### THE TASK
Give back the full listing, character for character, with no pictures.

### SUPPLIED RECORDS
───

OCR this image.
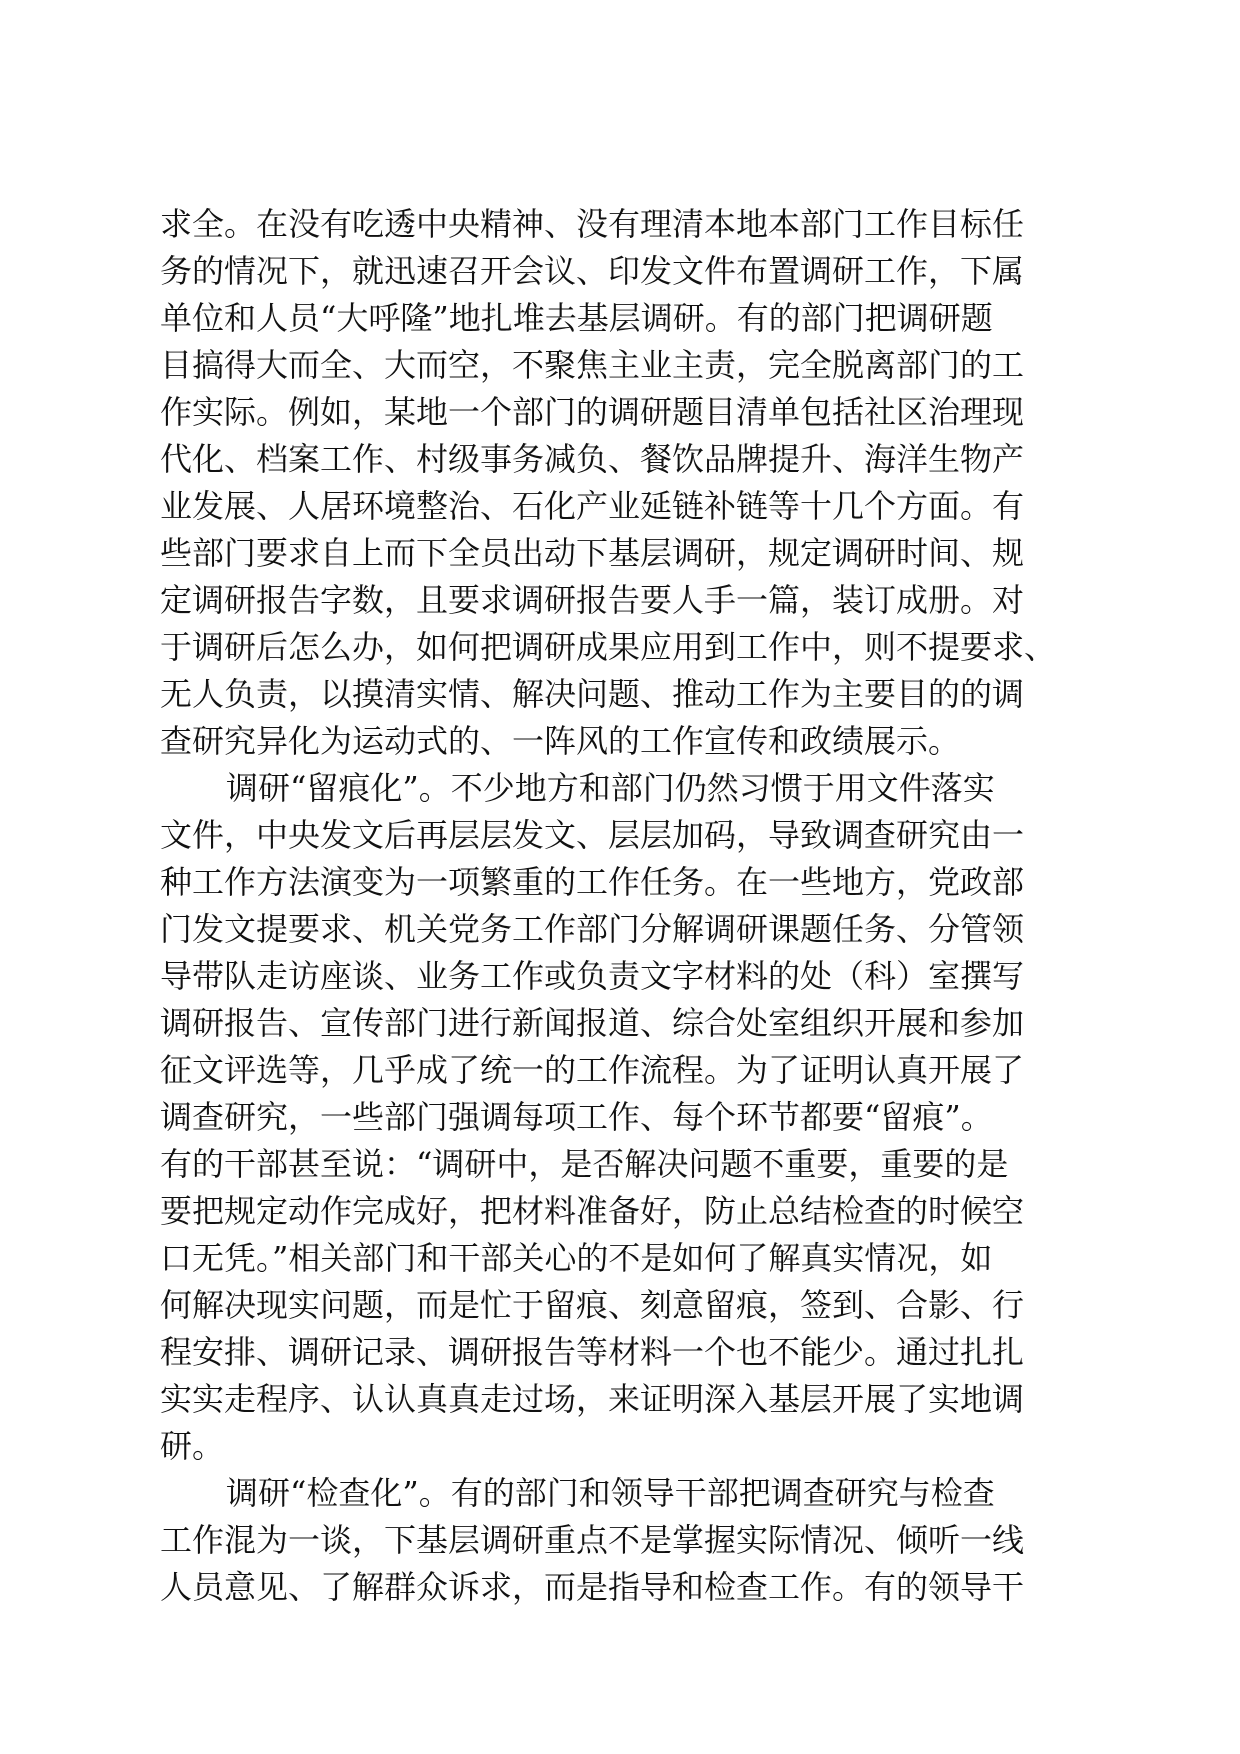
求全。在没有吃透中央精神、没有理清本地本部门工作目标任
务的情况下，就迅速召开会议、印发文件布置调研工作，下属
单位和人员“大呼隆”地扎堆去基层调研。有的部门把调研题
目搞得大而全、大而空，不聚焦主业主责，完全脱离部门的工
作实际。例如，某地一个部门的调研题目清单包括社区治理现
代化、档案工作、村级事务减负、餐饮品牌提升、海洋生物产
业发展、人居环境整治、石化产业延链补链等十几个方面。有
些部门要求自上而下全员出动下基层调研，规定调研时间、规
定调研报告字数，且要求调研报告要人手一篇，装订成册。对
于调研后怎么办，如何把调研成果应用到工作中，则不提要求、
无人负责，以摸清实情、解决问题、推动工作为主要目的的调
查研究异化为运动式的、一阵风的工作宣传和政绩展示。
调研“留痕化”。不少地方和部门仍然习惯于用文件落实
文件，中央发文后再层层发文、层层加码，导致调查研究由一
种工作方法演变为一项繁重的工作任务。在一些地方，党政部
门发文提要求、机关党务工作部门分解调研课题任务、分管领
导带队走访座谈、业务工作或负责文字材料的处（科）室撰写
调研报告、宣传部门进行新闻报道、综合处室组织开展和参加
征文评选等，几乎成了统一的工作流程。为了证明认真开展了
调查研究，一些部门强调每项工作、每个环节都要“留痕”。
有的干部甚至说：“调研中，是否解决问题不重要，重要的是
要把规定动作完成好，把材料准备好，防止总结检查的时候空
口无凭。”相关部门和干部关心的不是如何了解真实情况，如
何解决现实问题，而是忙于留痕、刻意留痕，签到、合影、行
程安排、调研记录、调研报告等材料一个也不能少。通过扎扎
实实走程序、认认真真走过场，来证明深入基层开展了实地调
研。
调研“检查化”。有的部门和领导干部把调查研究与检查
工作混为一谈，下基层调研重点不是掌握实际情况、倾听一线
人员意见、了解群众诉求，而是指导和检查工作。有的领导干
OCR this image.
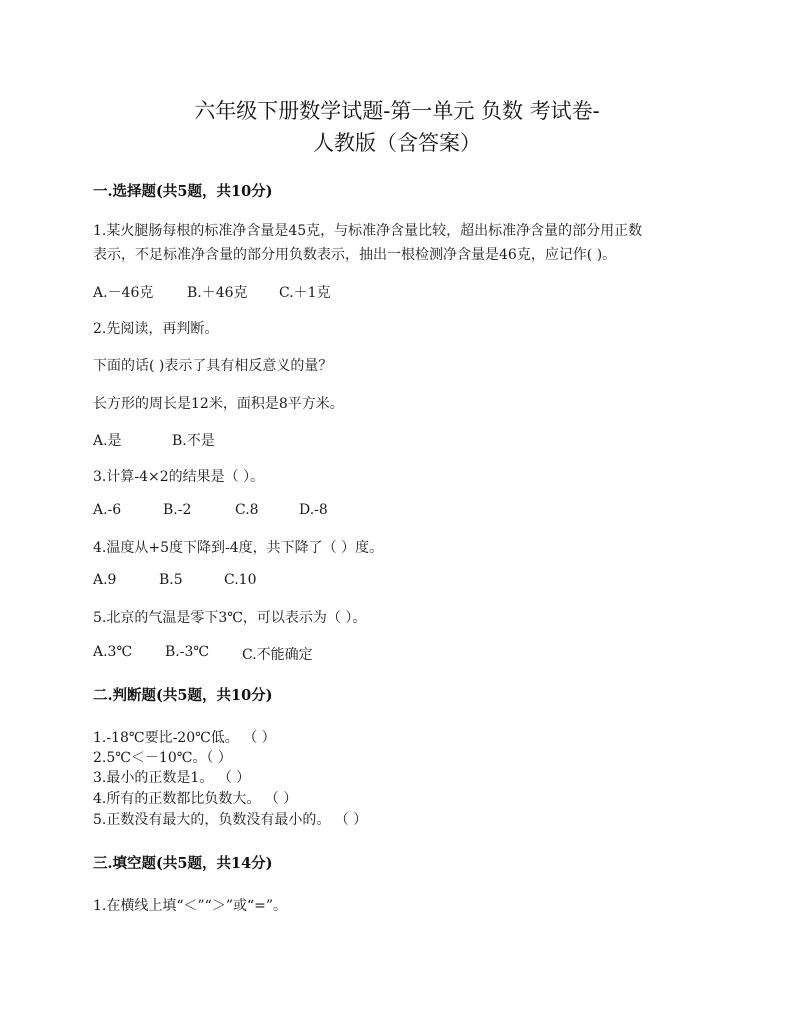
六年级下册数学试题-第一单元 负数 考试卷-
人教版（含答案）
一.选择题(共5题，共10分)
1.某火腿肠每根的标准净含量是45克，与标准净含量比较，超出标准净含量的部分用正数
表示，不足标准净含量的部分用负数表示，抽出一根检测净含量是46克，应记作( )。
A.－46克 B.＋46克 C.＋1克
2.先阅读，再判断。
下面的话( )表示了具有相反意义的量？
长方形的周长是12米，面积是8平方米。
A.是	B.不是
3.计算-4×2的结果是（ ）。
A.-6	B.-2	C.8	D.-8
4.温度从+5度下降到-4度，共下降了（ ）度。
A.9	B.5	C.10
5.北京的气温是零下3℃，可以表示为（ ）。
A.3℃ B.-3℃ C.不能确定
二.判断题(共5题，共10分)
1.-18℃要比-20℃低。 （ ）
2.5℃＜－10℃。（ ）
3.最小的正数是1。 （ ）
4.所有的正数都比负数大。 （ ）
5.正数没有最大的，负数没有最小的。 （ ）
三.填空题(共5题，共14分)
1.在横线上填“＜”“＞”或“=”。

───

### EXERCISE OUTPUT
OCR this image.
求全。在没有吃透中央精神、没有理清本地本部门工作目标任
务的情况下，就迅速召开会议、印发文件布置调研工作，下属
单位和人员“大呼隆”地扎堆去基层调研。有的部门把调研题
目搞得大而全、大而空，不聚焦主业主责，完全脱离部门的工
作实际。例如，某地一个部门的调研题目清单包括社区治理现
代化、档案工作、村级事务减负、餐饮品牌提升、海洋生物产
业发展、人居环境整治、石化产业延链补链等十几个方面。有
些部门要求自上而下全员出动下基层调研，规定调研时间、规
定调研报告字数，且要求调研报告要人手一篇，装订成册。对
于调研后怎么办，如何把调研成果应用到工作中，则不提要求、
无人负责，以摸清实情、解决问题、推动工作为主要目的的调
查研究异化为运动式的、一阵风的工作宣传和政绩展示。
调研“留痕化”。不少地方和部门仍然习惯于用文件落实
文件，中央发文后再层层发文、层层加码，导致调查研究由一
种工作方法演变为一项繁重的工作任务。在一些地方，党政部
门发文提要求、机关党务工作部门分解调研课题任务、分管领
导带队走访座谈、业务工作或负责文字材料的处（科）室撰写
调研报告、宣传部门进行新闻报道、综合处室组织开展和参加
征文评选等，几乎成了统一的工作流程。为了证明认真开展了
调查研究，一些部门强调每项工作、每个环节都要“留痕”。
有的干部甚至说：“调研中，是否解决问题不重要，重要的是
要把规定动作完成好，把材料准备好，防止总结检查的时候空
口无凭。”相关部门和干部关心的不是如何了解真实情况，如
何解决现实问题，而是忙于留痕、刻意留痕，签到、合影、行
程安排、调研记录、调研报告等材料一个也不能少。通过扎扎
实实走程序、认认真真走过场，来证明深入基层开展了实地调
研。
调研“检查化”。有的部门和领导干部把调查研究与检查
工作混为一谈，下基层调研重点不是掌握实际情况、倾听一线
人员意见、了解群众诉求，而是指导和检查工作。有的领导干
OCR this image.
六年级下册数学试题-第一单元 负数 考试卷-
人教版（含答案）
一.选择题(共5题，共10分)
1.某火腿肠每根的标准净含量是45克，与标准净含量比较，超出标准净含量的部分用正数
表示，不足标准净含量的部分用负数表示，抽出一根检测净含量是46克，应记作( )。
A.－46克 B.＋46克 C.＋1克
2.先阅读，再判断。
下面的话( )表示了具有相反意义的量？
长方形的周长是12米，面积是8平方米。
A.是	B.不是
3.计算-4×2的结果是（ ）。
A.-6	B.-2	C.8	D.-8
4.温度从+5度下降到-4度，共下降了（ ）度。
A.9	B.5	C.10
5.北京的气温是零下3℃，可以表示为（ ）。
A.3℃ B.-3℃ C.不能确定
二.判断题(共5题，共10分)
1.-18℃要比-20℃低。 （ ）
2.5℃＜－10℃。（ ）
3.最小的正数是1。 （ ）
4.所有的正数都比负数大。 （ ）
5.正数没有最大的，负数没有最小的。 （ ）
三.填空题(共5题，共14分)
1.在横线上填“＜”“＞”或“=”。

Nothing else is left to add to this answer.